• **Input material**

>>

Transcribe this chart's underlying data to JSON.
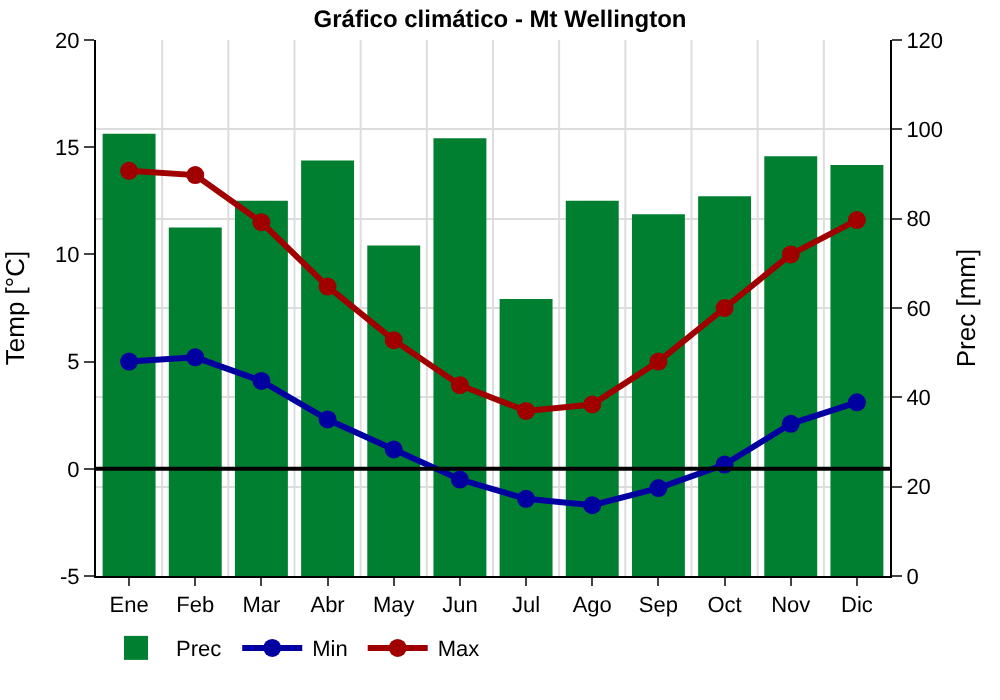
{
  "chart_data": {
    "type": "bar",
    "title": "Gráfico climático - Mt Wellington",
    "ylabel": "Temp [°C]",
    "y2label": "Prec [mm]",
    "categories": [
      "Ene",
      "Feb",
      "Mar",
      "Abr",
      "May",
      "Jun",
      "Jul",
      "Ago",
      "Sep",
      "Oct",
      "Nov",
      "Dic"
    ],
    "series": [
      {
        "name": "Prec",
        "axis": "y2",
        "color": "#007f31",
        "values": [
          99,
          78,
          84,
          93,
          74,
          98,
          62,
          84,
          81,
          85,
          94,
          92
        ]
      },
      {
        "name": "Min",
        "type": "line",
        "axis": "y",
        "color": "#0000a0",
        "values": [
          5,
          5.2,
          4.1,
          2.3,
          0.9,
          -0.5,
          -1.4,
          -1.7,
          -0.9,
          0.2,
          2.1,
          3.1
        ]
      },
      {
        "name": "Max",
        "type": "line",
        "axis": "y",
        "color": "#a00000",
        "values": [
          13.9,
          13.7,
          11.5,
          8.5,
          6,
          3.9,
          2.7,
          3,
          5,
          7.5,
          10,
          11.6
        ]
      }
    ],
    "ylim": [
      -5,
      20
    ],
    "yticks": [
      -5,
      0,
      5,
      10,
      15,
      20
    ],
    "y2lim": [
      0,
      120
    ],
    "y2ticks": [
      0,
      20,
      40,
      60,
      80,
      100,
      120
    ],
    "ref_lines": [
      {
        "axis": "y",
        "value": 0,
        "color": "#000000"
      }
    ],
    "grid": true,
    "legend": "bottom left",
    "marker": "circle",
    "line_style": "solid"
  }
}
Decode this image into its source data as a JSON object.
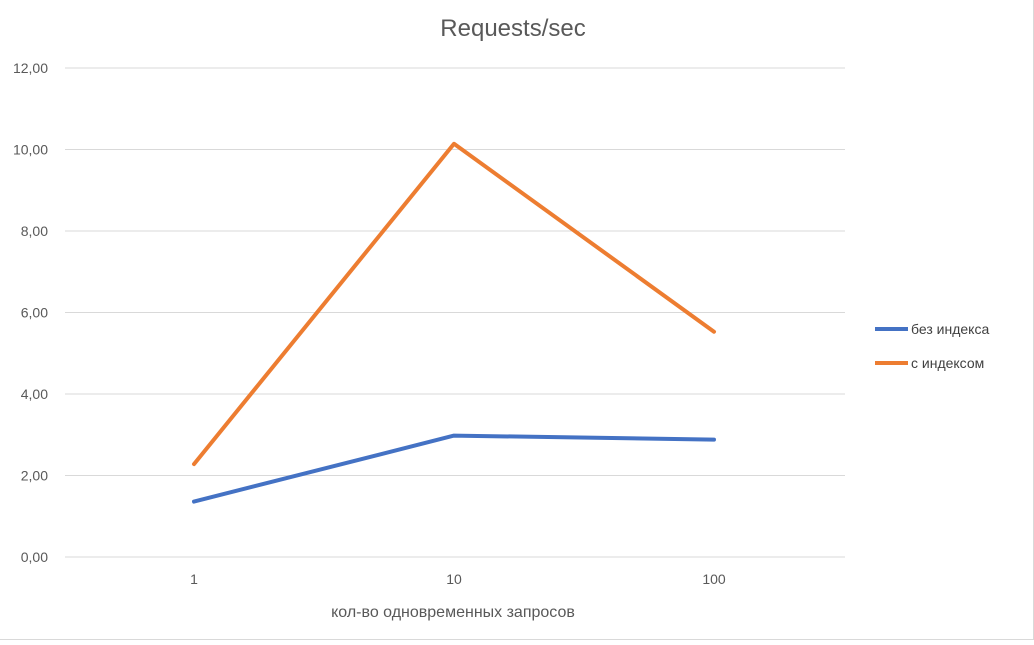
{
  "chart_data": {
    "type": "line",
    "title": "Requests/sec",
    "xlabel": "кол-во одновременных запросов",
    "ylabel": "",
    "categories": [
      "1",
      "10",
      "100"
    ],
    "ylim": [
      0,
      12
    ],
    "y_ticks": [
      "0,00",
      "2,00",
      "4,00",
      "6,00",
      "8,00",
      "10,00",
      "12,00"
    ],
    "grid": true,
    "legend_position": "right",
    "series": [
      {
        "name": "без индекса",
        "color": "#4472c4",
        "values": [
          1.36,
          2.98,
          2.88
        ]
      },
      {
        "name": "с индексом",
        "color": "#ed7d31",
        "values": [
          2.28,
          10.14,
          5.53
        ]
      }
    ]
  }
}
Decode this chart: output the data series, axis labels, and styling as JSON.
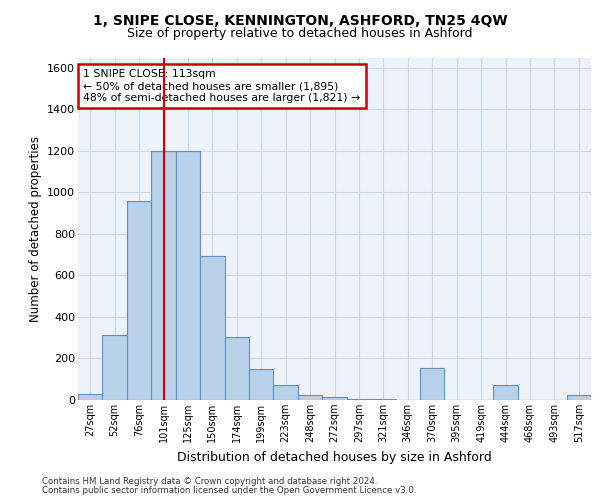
{
  "title1": "1, SNIPE CLOSE, KENNINGTON, ASHFORD, TN25 4QW",
  "title2": "Size of property relative to detached houses in Ashford",
  "xlabel": "Distribution of detached houses by size in Ashford",
  "ylabel": "Number of detached properties",
  "categories": [
    "27sqm",
    "52sqm",
    "76sqm",
    "101sqm",
    "125sqm",
    "150sqm",
    "174sqm",
    "199sqm",
    "223sqm",
    "248sqm",
    "272sqm",
    "297sqm",
    "321sqm",
    "346sqm",
    "370sqm",
    "395sqm",
    "419sqm",
    "444sqm",
    "468sqm",
    "493sqm",
    "517sqm"
  ],
  "values": [
    30,
    315,
    960,
    1200,
    1200,
    695,
    305,
    150,
    70,
    25,
    15,
    5,
    5,
    0,
    155,
    0,
    0,
    70,
    0,
    0,
    25
  ],
  "bar_color": "#b8d0e8",
  "bar_edge_color": "#6090c0",
  "vline_color": "#cc0000",
  "annotation_text": "1 SNIPE CLOSE: 113sqm\n← 50% of detached houses are smaller (1,895)\n48% of semi-detached houses are larger (1,821) →",
  "annotation_box_color": "#ffffff",
  "annotation_box_edge": "#cc0000",
  "ylim": [
    0,
    1650
  ],
  "yticks": [
    0,
    200,
    400,
    600,
    800,
    1000,
    1200,
    1400,
    1600
  ],
  "grid_color": "#c8d8e8",
  "bg_color": "#edf2f8",
  "footer1": "Contains HM Land Registry data © Crown copyright and database right 2024.",
  "footer2": "Contains public sector information licensed under the Open Government Licence v3.0."
}
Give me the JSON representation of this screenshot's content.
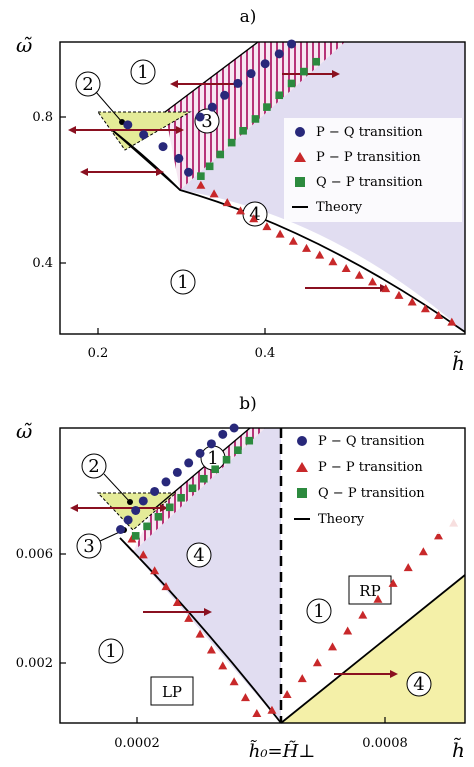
{
  "chart_data": [
    {
      "type": "scatter",
      "title": "a)",
      "xlabel": "h̃",
      "ylabel": "ω̃",
      "xlim": [
        0.155,
        0.615
      ],
      "ylim": [
        0.2,
        0.94
      ],
      "xticks": [
        "0.2",
        "0.4"
      ],
      "xtick_values": [
        0.2,
        0.4
      ],
      "yticks": [
        "0.4",
        "0.8"
      ],
      "ytick_values": [
        0.4,
        0.8
      ],
      "grid": false,
      "legend_position": "right",
      "region_labels": [
        {
          "text": "1",
          "x": 0.355,
          "y": 0.88
        },
        {
          "text": "2",
          "x": 0.195,
          "y": 0.845
        },
        {
          "text": "3",
          "x": 0.33,
          "y": 0.765
        },
        {
          "text": "4",
          "x": 0.39,
          "y": 0.56
        },
        {
          "text": "1",
          "x": 0.265,
          "y": 0.34
        }
      ],
      "series": [
        {
          "name": "P − Q transition",
          "marker": "circle",
          "color": "#28287a",
          "x": [
            0.232,
            0.25,
            0.272,
            0.29,
            0.301,
            0.314,
            0.328,
            0.342,
            0.357,
            0.372,
            0.388,
            0.404,
            0.418
          ],
          "y": [
            0.73,
            0.705,
            0.675,
            0.645,
            0.61,
            0.75,
            0.775,
            0.805,
            0.835,
            0.86,
            0.885,
            0.91,
            0.935
          ]
        },
        {
          "name": "P − P transition",
          "marker": "triangle",
          "color": "#c8282a",
          "x": [
            0.315,
            0.33,
            0.345,
            0.36,
            0.375,
            0.39,
            0.405,
            0.42,
            0.435,
            0.45,
            0.465,
            0.48,
            0.495,
            0.51,
            0.525,
            0.54,
            0.555,
            0.57,
            0.585,
            0.6
          ],
          "y": [
            0.577,
            0.555,
            0.533,
            0.512,
            0.492,
            0.472,
            0.453,
            0.435,
            0.417,
            0.4,
            0.383,
            0.366,
            0.349,
            0.332,
            0.315,
            0.298,
            0.281,
            0.264,
            0.247,
            0.23
          ]
        },
        {
          "name": "Q − P transition",
          "marker": "square",
          "color": "#2c8a3e",
          "x": [
            0.315,
            0.325,
            0.337,
            0.35,
            0.363,
            0.377,
            0.39,
            0.404,
            0.418,
            0.432,
            0.446
          ],
          "y": [
            0.6,
            0.625,
            0.655,
            0.685,
            0.715,
            0.745,
            0.775,
            0.805,
            0.835,
            0.865,
            0.89
          ]
        },
        {
          "name": "Theory",
          "marker": "line",
          "color": "#000000",
          "x": [
            0.23,
            0.26,
            0.29,
            0.31,
            0.35,
            0.4,
            0.45,
            0.5,
            0.55,
            0.6,
            0.612
          ],
          "y": [
            0.735,
            0.685,
            0.637,
            0.595,
            0.53,
            0.46,
            0.4,
            0.35,
            0.29,
            0.23,
            0.215
          ]
        }
      ]
    },
    {
      "type": "scatter",
      "title": "b)",
      "xlabel": "h̃",
      "ylabel": "ω̃",
      "xlim": [
        0.0,
        0.00107
      ],
      "ylim": [
        0.0,
        0.0093
      ],
      "xticks": [
        "0.0002",
        "0.0008"
      ],
      "xtick_values": [
        0.0002,
        0.0008
      ],
      "yticks": [
        "0.002",
        "0.006"
      ],
      "ytick_values": [
        0.002,
        0.006
      ],
      "h0_label": "h̃₀=H̃⊥",
      "h0_value": 0.00054,
      "grid": false,
      "legend_position": "right",
      "region_labels": [
        {
          "text": "1",
          "x": 0.00044,
          "y": 0.0085
        },
        {
          "text": "2",
          "x": 0.000145,
          "y": 0.0082
        },
        {
          "text": "3",
          "x": 0.000165,
          "y": 0.0063
        },
        {
          "text": "4",
          "x": 0.00035,
          "y": 0.0061
        },
        {
          "text": "1",
          "x": 0.0001,
          "y": 0.0024
        },
        {
          "text": "1",
          "x": 0.00073,
          "y": 0.0033
        },
        {
          "text": "4",
          "x": 0.00097,
          "y": 0.0013
        }
      ],
      "phase_labels": [
        "LP",
        "RP"
      ],
      "series": [
        {
          "name": "P − Q transition",
          "marker": "circle",
          "color": "#28287a",
          "x": [
            0.00016,
            0.00018,
            0.0002,
            0.00022,
            0.00025,
            0.00028,
            0.00031,
            0.00034,
            0.00037,
            0.0004,
            0.00043,
            0.00046,
            0.00049,
            0.00052
          ],
          "y": [
            0.0061,
            0.0064,
            0.0067,
            0.007,
            0.0073,
            0.0076,
            0.0079,
            0.0082,
            0.0085,
            0.0088,
            0.0091,
            0.0093,
            0.0095,
            0.0097
          ]
        },
        {
          "name": "P − P transition",
          "marker": "triangle",
          "color": "#c8282a",
          "x": [
            0.00019,
            0.00022,
            0.00025,
            0.00028,
            0.00031,
            0.00034,
            0.00037,
            0.0004,
            0.00043,
            0.00046,
            0.00049,
            0.00052,
            0.00056,
            0.0006,
            0.00064,
            0.00068,
            0.00072,
            0.00076,
            0.0008,
            0.00084,
            0.00088,
            0.00092,
            0.00096,
            0.001,
            0.00104
          ],
          "y": [
            0.0058,
            0.0053,
            0.0048,
            0.0043,
            0.0038,
            0.0033,
            0.0028,
            0.0023,
            0.0018,
            0.0013,
            0.0008,
            0.0003,
            0.0004,
            0.0009,
            0.0014,
            0.0019,
            0.0024,
            0.0029,
            0.0034,
            0.0039,
            0.0044,
            0.0049,
            0.0054,
            0.0059,
            0.0063
          ]
        },
        {
          "name": "Q − P transition",
          "marker": "square",
          "color": "#2c8a3e",
          "x": [
            0.0002,
            0.00023,
            0.00026,
            0.00029,
            0.00032,
            0.00035,
            0.00038,
            0.00041,
            0.00044,
            0.00047,
            0.0005
          ],
          "y": [
            0.0059,
            0.0062,
            0.0065,
            0.0068,
            0.0071,
            0.0074,
            0.0077,
            0.008,
            0.0083,
            0.0086,
            0.0089
          ]
        },
        {
          "name": "Theory",
          "marker": "line",
          "color": "#000000",
          "x": [
            0.00017,
            0.0003,
            0.0004,
            0.00054,
            0.0008,
            0.00107
          ],
          "y": [
            0.006,
            0.0037,
            0.0024,
            0.0,
            0.0032,
            0.0066
          ]
        }
      ]
    }
  ]
}
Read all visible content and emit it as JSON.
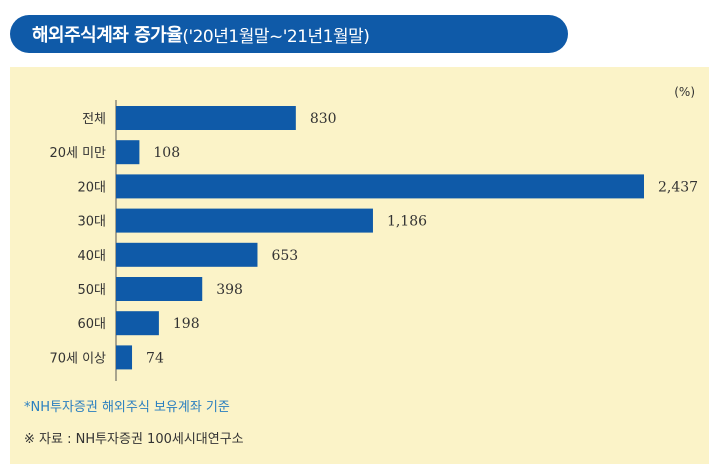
{
  "header": {
    "title": "해외주식계좌 증가율",
    "period": "('20년1월말~'21년1월말)"
  },
  "chart_data": {
    "type": "bar",
    "orientation": "horizontal",
    "title": "해외주식계좌 증가율('20년1월말~'21년1월말)",
    "unit": "(%)",
    "categories": [
      "전체",
      "20세 미만",
      "20대",
      "30대",
      "40대",
      "50대",
      "60대",
      "70세 이상"
    ],
    "values": [
      830,
      108,
      2437,
      1186,
      653,
      398,
      198,
      74
    ],
    "value_labels": [
      "830",
      "108",
      "2,437",
      "1,186",
      "653",
      "398",
      "198",
      "74"
    ],
    "bar_color": "#0f5aa8",
    "grid": false
  },
  "notes": {
    "footnote": "*NH투자증권 해외주식 보유계좌 기준",
    "source": "※ 자료 : NH투자증권 100세시대연구소"
  }
}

<<

• **Written problem**
Print the lines from the one holding "Read all visible content and emit it as JSON." through the last line of the records, word for word, and omit the pictures.

• **Exercise result**
Read all visible content and emit it as JSON.
{
  "header": {
    "title": "해외주식계좌 증가율",
    "period": "('20년1월말~'21년1월말)"
  },
  "chart_data": {
    "type": "bar",
    "orientation": "horizontal",
    "title": "해외주식계좌 증가율('20년1월말~'21년1월말)",
    "unit": "(%)",
    "categories": [
      "전체",
      "20세 미만",
      "20대",
      "30대",
      "40대",
      "50대",
      "60대",
      "70세 이상"
    ],
    "values": [
      830,
      108,
      2437,
      1186,
      653,
      398,
      198,
      74
    ],
    "value_labels": [
      "830",
      "108",
      "2,437",
      "1,186",
      "653",
      "398",
      "198",
      "74"
    ],
    "bar_color": "#0f5aa8",
    "grid": false
  },
  "notes": {
    "footnote": "*NH투자증권 해외주식 보유계좌 기준",
    "source": "※ 자료 : NH투자증권 100세시대연구소"
  }
}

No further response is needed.